_Work required:_ Find the string "ngày" in the listing and report every line that has it.

/---

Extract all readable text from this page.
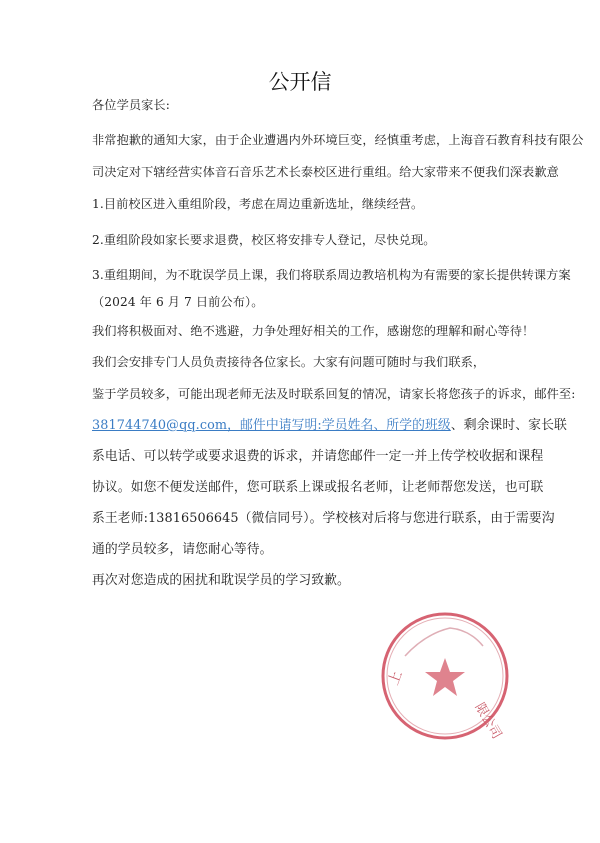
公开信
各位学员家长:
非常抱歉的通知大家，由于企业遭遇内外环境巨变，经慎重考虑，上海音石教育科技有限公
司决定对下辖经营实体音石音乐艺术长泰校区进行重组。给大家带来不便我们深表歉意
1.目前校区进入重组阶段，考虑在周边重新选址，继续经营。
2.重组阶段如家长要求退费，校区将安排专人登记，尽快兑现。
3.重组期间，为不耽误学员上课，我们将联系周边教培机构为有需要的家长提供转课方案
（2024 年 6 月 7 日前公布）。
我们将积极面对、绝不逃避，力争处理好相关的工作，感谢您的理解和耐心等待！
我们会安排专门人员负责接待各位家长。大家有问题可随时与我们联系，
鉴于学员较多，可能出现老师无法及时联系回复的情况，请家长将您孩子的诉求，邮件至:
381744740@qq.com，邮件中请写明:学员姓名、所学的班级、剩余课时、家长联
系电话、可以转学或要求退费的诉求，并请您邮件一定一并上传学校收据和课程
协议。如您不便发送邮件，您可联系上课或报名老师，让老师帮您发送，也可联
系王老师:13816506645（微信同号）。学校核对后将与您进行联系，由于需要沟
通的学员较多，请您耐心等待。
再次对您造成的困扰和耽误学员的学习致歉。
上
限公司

\---
/---

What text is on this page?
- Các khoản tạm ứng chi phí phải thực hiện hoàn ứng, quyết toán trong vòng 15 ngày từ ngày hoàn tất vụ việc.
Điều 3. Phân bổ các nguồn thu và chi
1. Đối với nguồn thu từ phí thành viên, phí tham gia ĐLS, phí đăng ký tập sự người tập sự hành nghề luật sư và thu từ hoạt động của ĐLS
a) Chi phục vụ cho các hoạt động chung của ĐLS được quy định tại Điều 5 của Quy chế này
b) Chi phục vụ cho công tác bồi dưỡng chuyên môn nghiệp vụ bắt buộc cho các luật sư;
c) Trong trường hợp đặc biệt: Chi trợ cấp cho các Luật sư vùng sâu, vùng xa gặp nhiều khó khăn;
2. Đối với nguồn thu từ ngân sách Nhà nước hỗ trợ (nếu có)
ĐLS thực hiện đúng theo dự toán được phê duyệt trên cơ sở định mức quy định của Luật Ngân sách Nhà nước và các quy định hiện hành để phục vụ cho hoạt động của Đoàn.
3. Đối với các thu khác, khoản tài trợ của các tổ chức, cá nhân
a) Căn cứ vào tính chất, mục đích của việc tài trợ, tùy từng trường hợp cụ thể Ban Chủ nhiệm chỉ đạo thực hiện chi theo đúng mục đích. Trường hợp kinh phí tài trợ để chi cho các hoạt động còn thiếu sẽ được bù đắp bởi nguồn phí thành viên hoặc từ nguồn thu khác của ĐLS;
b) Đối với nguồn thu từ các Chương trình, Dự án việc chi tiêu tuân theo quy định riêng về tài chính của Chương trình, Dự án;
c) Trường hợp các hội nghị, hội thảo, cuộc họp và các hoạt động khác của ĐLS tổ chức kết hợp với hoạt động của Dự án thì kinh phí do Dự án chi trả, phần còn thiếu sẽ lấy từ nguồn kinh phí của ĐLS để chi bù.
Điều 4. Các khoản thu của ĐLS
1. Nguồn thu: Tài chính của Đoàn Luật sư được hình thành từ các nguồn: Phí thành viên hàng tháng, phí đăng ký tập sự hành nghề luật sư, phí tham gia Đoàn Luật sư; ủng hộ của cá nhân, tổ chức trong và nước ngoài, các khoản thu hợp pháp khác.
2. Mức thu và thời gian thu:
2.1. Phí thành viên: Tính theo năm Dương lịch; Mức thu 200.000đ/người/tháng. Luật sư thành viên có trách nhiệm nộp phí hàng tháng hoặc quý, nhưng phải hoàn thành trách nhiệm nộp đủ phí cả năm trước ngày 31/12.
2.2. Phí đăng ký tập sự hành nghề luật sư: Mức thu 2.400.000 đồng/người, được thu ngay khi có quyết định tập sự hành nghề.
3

\---

_Completed task:_
- Các khoản tạm ứng chi phí phải thực hiện hoàn ứng, quyết toán trong vòng 15 ngày từ ngày hoàn tất vụ việc.
2.1. Phí thành viên: Tính theo năm Dương lịch; Mức thu 200.000đ/người/tháng. Luật sư thành viên có trách nhiệm nộp phí hàng tháng hoặc quý, nhưng phải hoàn thành trách nhiệm nộp đủ phí cả năm trước ngày 31/12.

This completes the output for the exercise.